- _Aim_
Write out the listing below exactly, and omit any images you find in it.
[Information given start]
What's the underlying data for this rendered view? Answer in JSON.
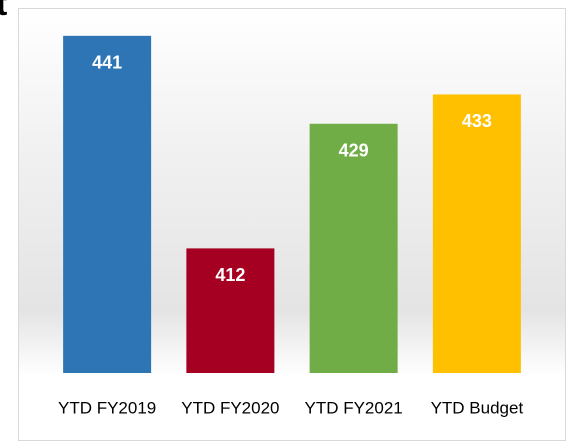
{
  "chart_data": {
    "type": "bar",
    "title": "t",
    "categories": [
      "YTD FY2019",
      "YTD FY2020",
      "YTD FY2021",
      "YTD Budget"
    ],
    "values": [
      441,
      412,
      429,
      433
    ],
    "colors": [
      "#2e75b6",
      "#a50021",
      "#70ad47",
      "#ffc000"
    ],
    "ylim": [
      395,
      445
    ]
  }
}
[Information given end]
- _Reply_
What's the underlying data for this rendered view? Answer in JSON.
{
  "chart_data": {
    "type": "bar",
    "title": "t",
    "categories": [
      "YTD FY2019",
      "YTD FY2020",
      "YTD FY2021",
      "YTD Budget"
    ],
    "values": [
      441,
      412,
      429,
      433
    ],
    "colors": [
      "#2e75b6",
      "#a50021",
      "#70ad47",
      "#ffc000"
    ],
    "ylim": [
      395,
      445
    ]
  }
}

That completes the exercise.